- Work to complete
Retype the material below verbatim, beginning at the line that contains "ministry-subtitle: Ministry of" and stopping after the line that contains "750, 1570, 783]".

- Records for the exercise
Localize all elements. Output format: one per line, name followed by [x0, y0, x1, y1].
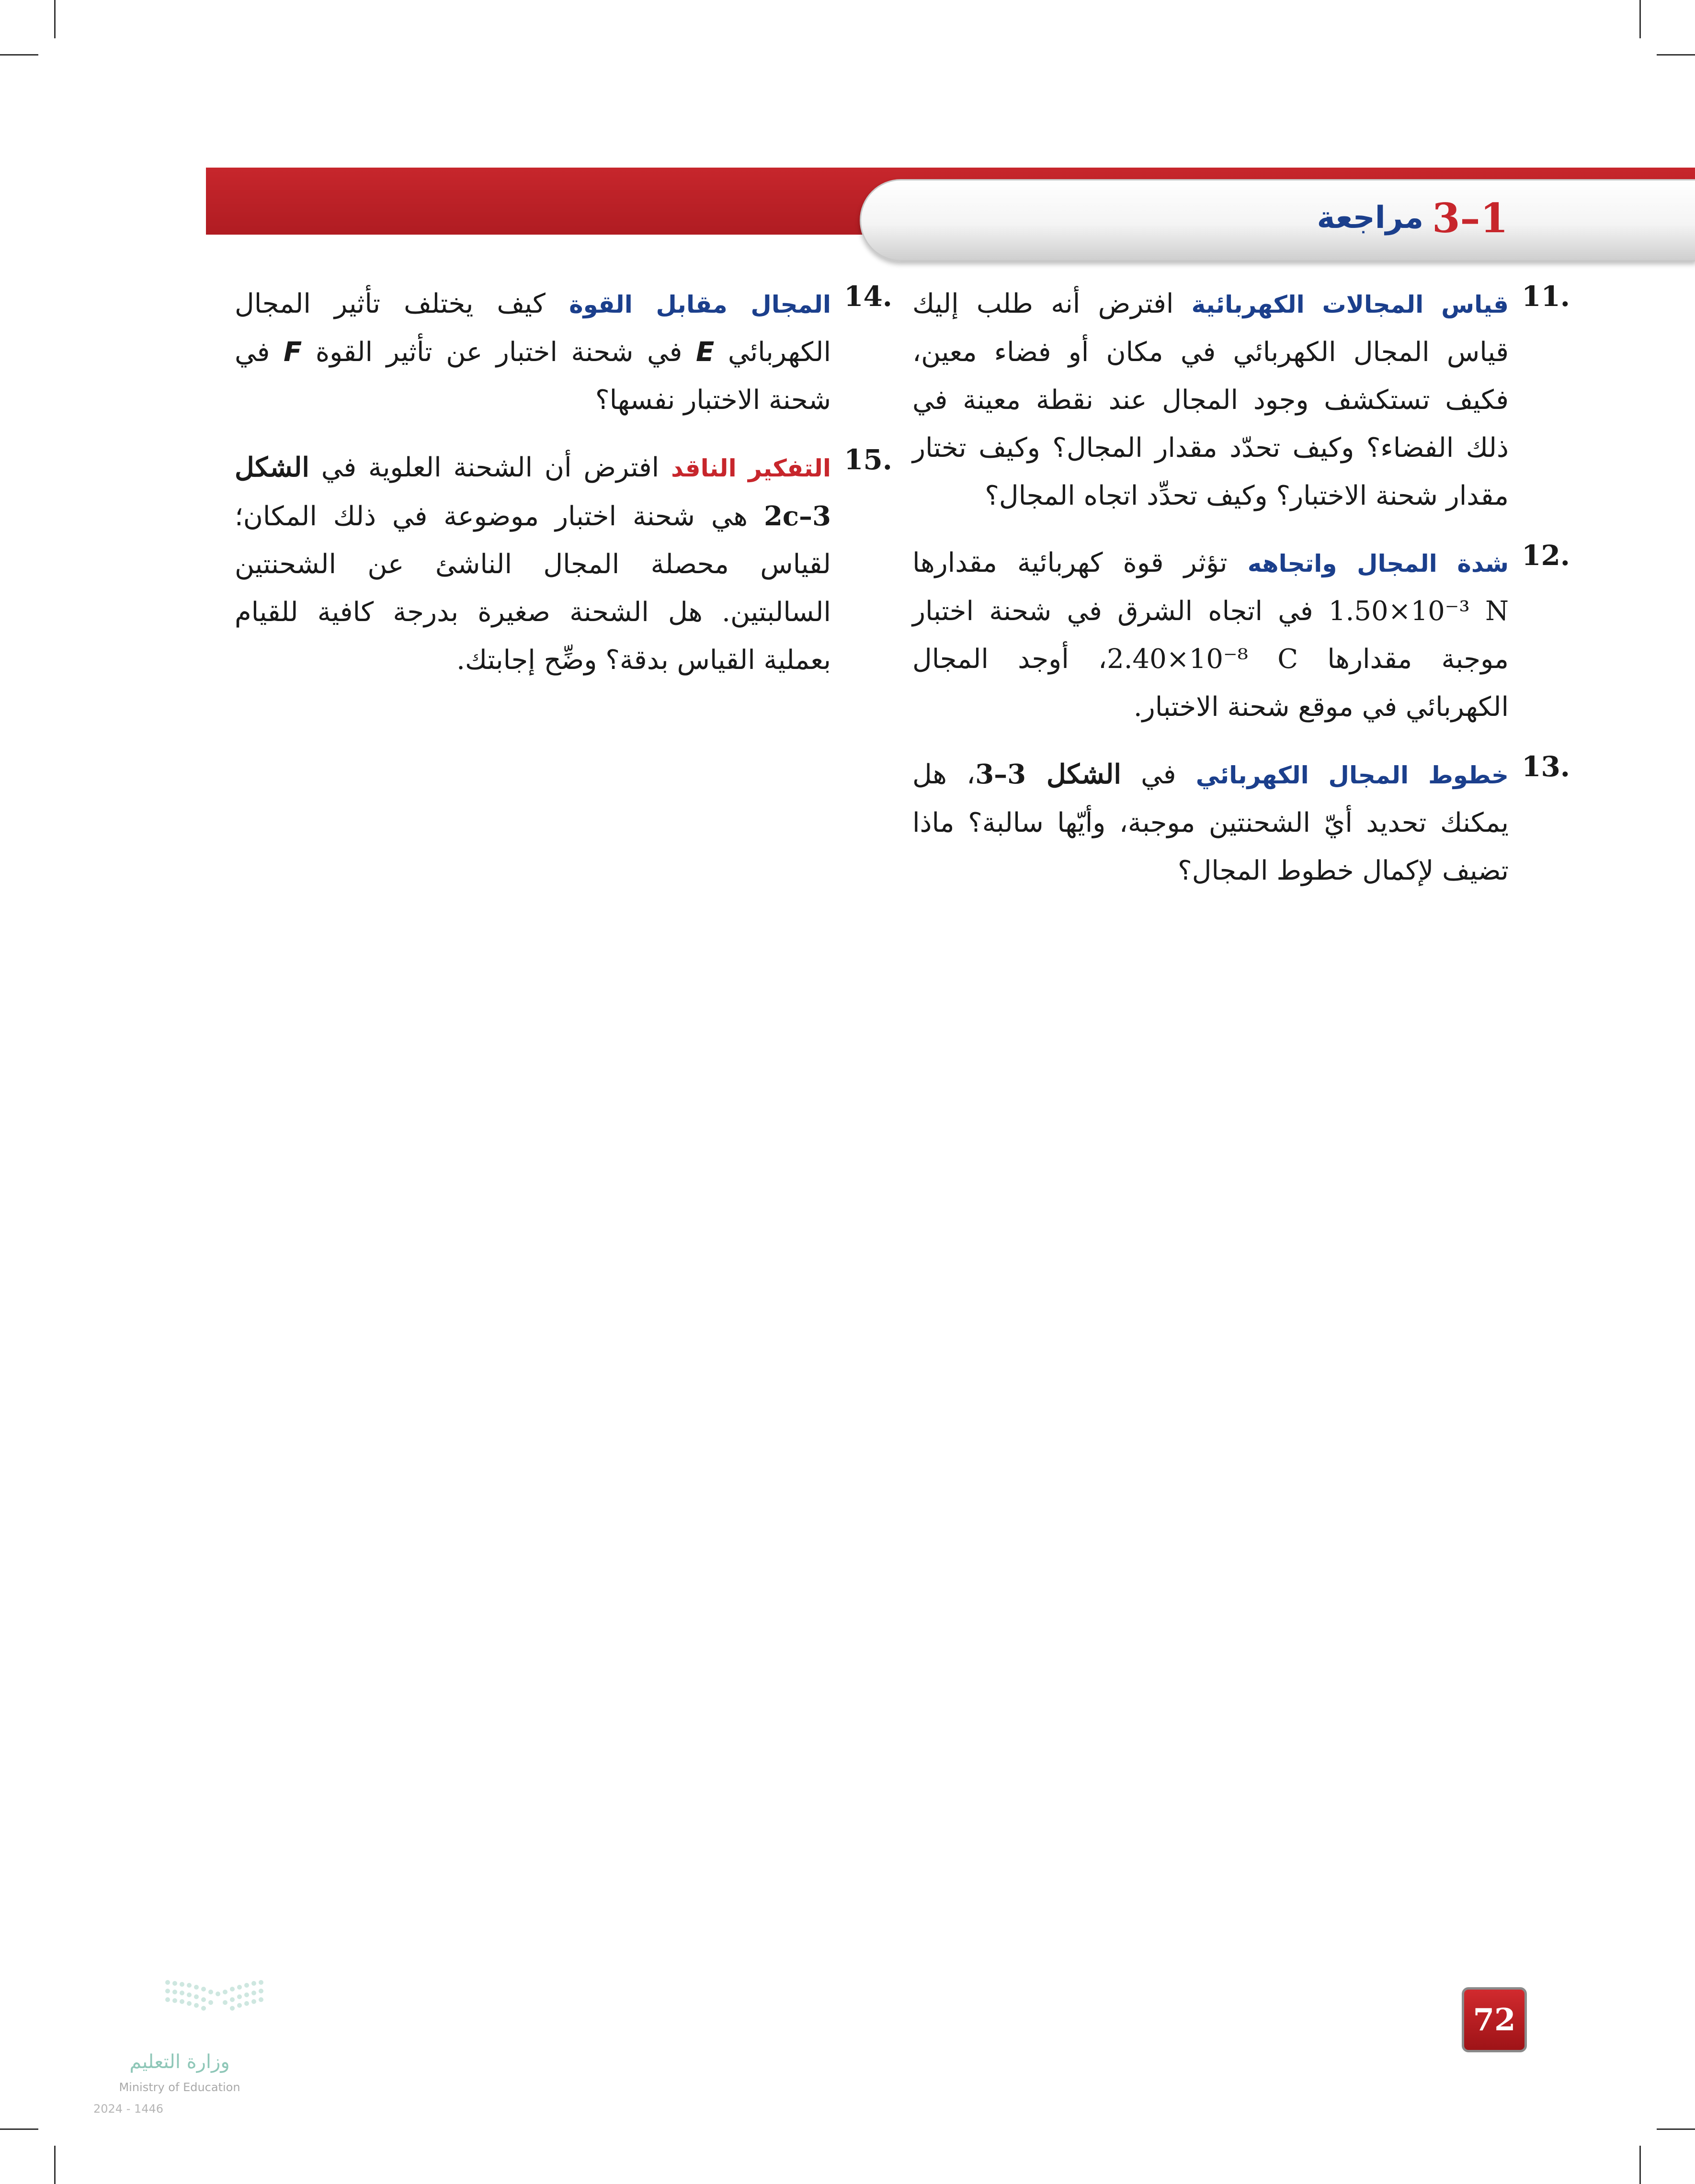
ministry-subtitle: Ministry of Education	[119, 2081, 240, 2094]
ministry-name: وزارة التعليم	[129, 2051, 230, 2073]
question-text: ، أوجد المجال الكهربائي في موقع شحنة الاختبار.	[912, 644, 1509, 723]
charge-value: 2.40×10⁻⁸ C	[1107, 644, 1298, 675]
section-header-title	[1317, 192, 1508, 244]
question-text: في اتجاه الشرق في شحنة اختبار موجبة مقدارها	[912, 596, 1509, 675]
question-text: تؤثر قوة كهربائية مقدارها	[912, 547, 1228, 578]
question-12	[912, 539, 1570, 731]
question-number: 12.	[1522, 539, 1570, 572]
section-header-pill	[860, 179, 1695, 261]
crop-mark	[54, 0, 56, 38]
question-text: في شحنة اختبار عن تأثير القوة	[315, 337, 683, 368]
figure-reference: الشكل 3–3	[975, 758, 1121, 790]
variable-f: F	[284, 337, 302, 368]
question-keyword: التفكير الناقد	[671, 454, 831, 482]
edition-year: 2024 - 1446	[93, 2102, 164, 2116]
question-number: 15.	[844, 443, 892, 476]
ministry-logo-icon	[91, 1978, 321, 2116]
question-keyword: خطوط المجال الكهربائي	[1195, 761, 1509, 789]
question-body	[235, 280, 831, 424]
question-number: 13.	[1522, 750, 1570, 783]
question-body	[912, 539, 1509, 731]
question-15	[235, 443, 892, 684]
force-value: 1.50×10⁻³ N	[1328, 596, 1509, 627]
question-text: افترض أنه طلب إليك قياس المجال الكهربائي في مكان أو فضاء معين، فكيف تستكشف وجود المجال عند نقطة معينة في ذلك الفضاء؟ وكيف تحدّد مقدار المجال؟ وكيف تختار مقدار شحنة الاختبار؟ وكيف تحدِّد اتجاه المجال؟	[912, 288, 1509, 511]
question-number: 14.	[844, 280, 892, 313]
question-14	[235, 280, 892, 424]
section-title: مراجعة	[1317, 200, 1424, 236]
question-body	[912, 280, 1509, 520]
question-keyword: شدة المجال واتجاهه	[1247, 550, 1509, 577]
question-text: في شحنة الاختبار نفسها؟	[235, 337, 831, 416]
question-text: كيف يختلف تأثير المجال الكهربائي	[235, 288, 831, 368]
questions-column-left	[235, 280, 892, 703]
crop-mark	[1639, 0, 1641, 38]
figure-reference: الشكل 3–2c	[235, 452, 831, 532]
crop-mark	[1657, 54, 1695, 56]
question-body	[235, 443, 831, 684]
question-text: هي شحنة اختبار موضوعة في ذلك المكان؛ لقياس محصلة المجال الناشئ عن الشحنتين السالبتين. هل الشحنة صغيرة بدرجة كافية للقيام بعملية القياس بدقة؟ وضِّح إجابتك.	[235, 501, 831, 676]
section-number: 3–1	[1432, 194, 1508, 242]
question-text: ، هل يمكنك تحديد أيّ الشحنتين موجبة، وأيّها سالبة؟ ماذا تضيف لإكمال خطوط المجال؟	[912, 759, 1509, 886]
question-keyword: المجال مقابل القوة	[569, 291, 831, 318]
crop-mark	[54, 2146, 56, 2184]
crop-mark	[1639, 2146, 1641, 2184]
variable-e: E	[696, 337, 715, 368]
crop-mark	[0, 2128, 38, 2130]
questions-column-right	[912, 280, 1570, 914]
question-number: 11.	[1522, 280, 1570, 313]
question-text: في	[1141, 759, 1176, 790]
question-body	[912, 750, 1509, 895]
crop-mark	[1657, 2128, 1695, 2130]
question-13	[912, 750, 1570, 895]
question-11	[912, 280, 1570, 520]
page-number: 72	[1462, 1987, 1527, 2052]
crop-mark	[0, 54, 38, 56]
question-text: افترض أن الشحنة العلوية في	[321, 452, 660, 483]
question-keyword: قياس المجالات الكهربائية	[1191, 291, 1509, 318]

- Completed exercise
ministry-subtitle: Ministry of Education	[119, 2081, 240, 2094]
ministry-name: وزارة التعليم	[129, 2051, 230, 2073]
question-text: ، أوجد المجال الكهربائي في موقع شحنة الاختبار.	[912, 644, 1509, 723]
charge-value: 2.40×10⁻⁸ C	[1107, 644, 1298, 675]
section-header-title	[1317, 192, 1508, 244]
question-text: في اتجاه الشرق في شحنة اختبار موجبة مقدارها	[912, 596, 1509, 675]
question-text: تؤثر قوة كهربائية مقدارها	[912, 547, 1228, 578]
question-12	[912, 539, 1570, 731]
question-number: 12.	[1522, 539, 1570, 572]
section-header-pill	[860, 179, 1695, 261]
crop-mark	[54, 0, 56, 38]
question-text: في شحنة اختبار عن تأثير القوة	[315, 337, 683, 368]
figure-reference: الشكل 3–3	[975, 758, 1121, 790]
variable-f: F	[284, 337, 302, 368]
question-keyword: التفكير الناقد	[671, 454, 831, 482]
edition-year: 2024 - 1446	[93, 2102, 164, 2116]
question-number: 15.	[844, 443, 892, 476]
ministry-logo-icon	[91, 1978, 321, 2116]
question-keyword: خطوط المجال الكهربائي	[1195, 761, 1509, 789]
question-body	[235, 280, 831, 424]
question-number: 13.	[1522, 750, 1570, 783]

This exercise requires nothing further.